# [Problem]
With the pictures omitted, write out the entries that follow exactly as they stand.

# [Supplied material]

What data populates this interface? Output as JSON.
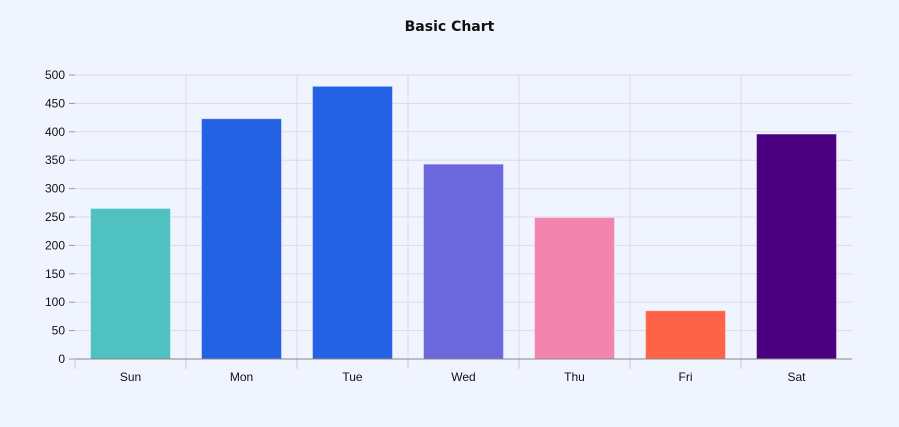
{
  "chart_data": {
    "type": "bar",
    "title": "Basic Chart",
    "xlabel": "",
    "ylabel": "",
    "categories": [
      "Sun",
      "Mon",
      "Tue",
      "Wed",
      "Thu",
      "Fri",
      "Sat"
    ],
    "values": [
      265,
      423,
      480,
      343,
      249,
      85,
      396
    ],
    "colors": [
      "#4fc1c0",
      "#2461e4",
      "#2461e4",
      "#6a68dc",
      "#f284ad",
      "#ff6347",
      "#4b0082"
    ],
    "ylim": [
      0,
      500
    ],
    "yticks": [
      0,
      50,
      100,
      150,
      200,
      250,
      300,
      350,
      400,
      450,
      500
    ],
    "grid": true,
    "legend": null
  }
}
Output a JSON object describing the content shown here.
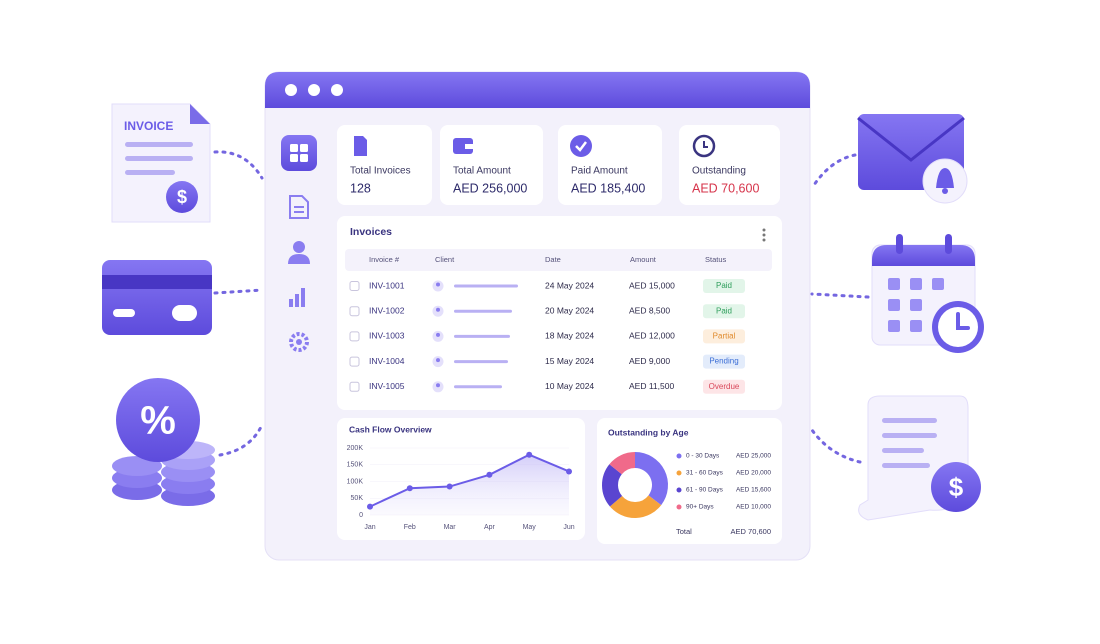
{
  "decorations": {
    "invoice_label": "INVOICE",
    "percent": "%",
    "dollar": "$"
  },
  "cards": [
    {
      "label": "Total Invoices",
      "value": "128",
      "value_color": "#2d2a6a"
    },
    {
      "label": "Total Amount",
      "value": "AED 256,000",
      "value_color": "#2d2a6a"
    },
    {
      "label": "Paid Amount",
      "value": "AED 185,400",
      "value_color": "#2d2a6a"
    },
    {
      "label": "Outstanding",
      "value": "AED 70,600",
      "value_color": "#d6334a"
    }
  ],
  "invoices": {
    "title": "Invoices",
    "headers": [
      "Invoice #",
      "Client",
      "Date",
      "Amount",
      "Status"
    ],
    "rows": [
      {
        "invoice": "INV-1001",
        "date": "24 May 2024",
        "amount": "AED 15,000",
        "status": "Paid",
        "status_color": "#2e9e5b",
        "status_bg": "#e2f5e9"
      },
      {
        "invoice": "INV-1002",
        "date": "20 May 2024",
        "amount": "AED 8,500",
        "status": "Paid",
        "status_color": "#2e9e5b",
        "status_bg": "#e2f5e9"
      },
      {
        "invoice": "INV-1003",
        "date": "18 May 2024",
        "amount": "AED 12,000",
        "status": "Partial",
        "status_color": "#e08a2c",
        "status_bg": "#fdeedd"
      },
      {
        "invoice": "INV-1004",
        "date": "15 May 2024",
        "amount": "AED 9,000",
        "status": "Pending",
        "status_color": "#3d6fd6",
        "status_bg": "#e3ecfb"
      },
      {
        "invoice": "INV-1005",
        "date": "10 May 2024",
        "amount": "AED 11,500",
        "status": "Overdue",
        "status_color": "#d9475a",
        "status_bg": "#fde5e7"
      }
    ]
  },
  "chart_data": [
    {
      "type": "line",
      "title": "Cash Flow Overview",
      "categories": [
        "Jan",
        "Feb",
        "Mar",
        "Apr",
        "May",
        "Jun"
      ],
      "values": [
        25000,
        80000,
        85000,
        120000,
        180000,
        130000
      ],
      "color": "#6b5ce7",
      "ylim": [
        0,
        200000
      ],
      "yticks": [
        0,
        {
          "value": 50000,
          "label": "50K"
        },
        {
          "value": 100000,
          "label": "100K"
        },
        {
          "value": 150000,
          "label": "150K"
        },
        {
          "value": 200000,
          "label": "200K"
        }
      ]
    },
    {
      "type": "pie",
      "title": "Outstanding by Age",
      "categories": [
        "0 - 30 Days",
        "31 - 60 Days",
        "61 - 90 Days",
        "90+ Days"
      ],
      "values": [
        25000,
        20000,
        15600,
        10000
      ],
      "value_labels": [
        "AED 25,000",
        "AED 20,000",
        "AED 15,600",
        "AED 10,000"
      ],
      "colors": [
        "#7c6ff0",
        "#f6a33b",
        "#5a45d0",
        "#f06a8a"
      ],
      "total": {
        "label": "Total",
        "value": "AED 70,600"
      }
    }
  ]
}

# [Written response]
What data populates this interface? Output as JSON.
{
  "chart_data": {
    "type": "bar",
    "title": "Basic Chart",
    "xlabel": "",
    "ylabel": "",
    "categories": [
      "Sun",
      "Mon",
      "Tue",
      "Wed",
      "Thu",
      "Fri",
      "Sat"
    ],
    "values": [
      265,
      423,
      480,
      343,
      249,
      85,
      396
    ],
    "colors": [
      "#4fc1c0",
      "#2461e4",
      "#2461e4",
      "#6a68dc",
      "#f284ad",
      "#ff6347",
      "#4b0082"
    ],
    "ylim": [
      0,
      500
    ],
    "yticks": [
      0,
      50,
      100,
      150,
      200,
      250,
      300,
      350,
      400,
      450,
      500
    ],
    "grid": true,
    "legend": null
  }
}
Output a JSON object describing the content shown here.
{
  "decorations": {
    "invoice_label": "INVOICE",
    "percent": "%",
    "dollar": "$"
  },
  "cards": [
    {
      "label": "Total Invoices",
      "value": "128",
      "value_color": "#2d2a6a"
    },
    {
      "label": "Total Amount",
      "value": "AED 256,000",
      "value_color": "#2d2a6a"
    },
    {
      "label": "Paid Amount",
      "value": "AED 185,400",
      "value_color": "#2d2a6a"
    },
    {
      "label": "Outstanding",
      "value": "AED 70,600",
      "value_color": "#d6334a"
    }
  ],
  "invoices": {
    "title": "Invoices",
    "headers": [
      "Invoice #",
      "Client",
      "Date",
      "Amount",
      "Status"
    ],
    "rows": [
      {
        "invoice": "INV-1001",
        "date": "24 May 2024",
        "amount": "AED 15,000",
        "status": "Paid",
        "status_color": "#2e9e5b",
        "status_bg": "#e2f5e9"
      },
      {
        "invoice": "INV-1002",
        "date": "20 May 2024",
        "amount": "AED 8,500",
        "status": "Paid",
        "status_color": "#2e9e5b",
        "status_bg": "#e2f5e9"
      },
      {
        "invoice": "INV-1003",
        "date": "18 May 2024",
        "amount": "AED 12,000",
        "status": "Partial",
        "status_color": "#e08a2c",
        "status_bg": "#fdeedd"
      },
      {
        "invoice": "INV-1004",
        "date": "15 May 2024",
        "amount": "AED 9,000",
        "status": "Pending",
        "status_color": "#3d6fd6",
        "status_bg": "#e3ecfb"
      },
      {
        "invoice": "INV-1005",
        "date": "10 May 2024",
        "amount": "AED 11,500",
        "status": "Overdue",
        "status_color": "#d9475a",
        "status_bg": "#fde5e7"
      }
    ]
  },
  "chart_data": [
    {
      "type": "line",
      "title": "Cash Flow Overview",
      "categories": [
        "Jan",
        "Feb",
        "Mar",
        "Apr",
        "May",
        "Jun"
      ],
      "values": [
        25000,
        80000,
        85000,
        120000,
        180000,
        130000
      ],
      "color": "#6b5ce7",
      "ylim": [
        0,
        200000
      ],
      "yticks": [
        0,
        {
          "value": 50000,
          "label": "50K"
        },
        {
          "value": 100000,
          "label": "100K"
        },
        {
          "value": 150000,
          "label": "150K"
        },
        {
          "value": 200000,
          "label": "200K"
        }
      ]
    },
    {
      "type": "pie",
      "title": "Outstanding by Age",
      "categories": [
        "0 - 30 Days",
        "31 - 60 Days",
        "61 - 90 Days",
        "90+ Days"
      ],
      "values": [
        25000,
        20000,
        15600,
        10000
      ],
      "value_labels": [
        "AED 25,000",
        "AED 20,000",
        "AED 15,600",
        "AED 10,000"
      ],
      "colors": [
        "#7c6ff0",
        "#f6a33b",
        "#5a45d0",
        "#f06a8a"
      ],
      "total": {
        "label": "Total",
        "value": "AED 70,600"
      }
    }
  ]
}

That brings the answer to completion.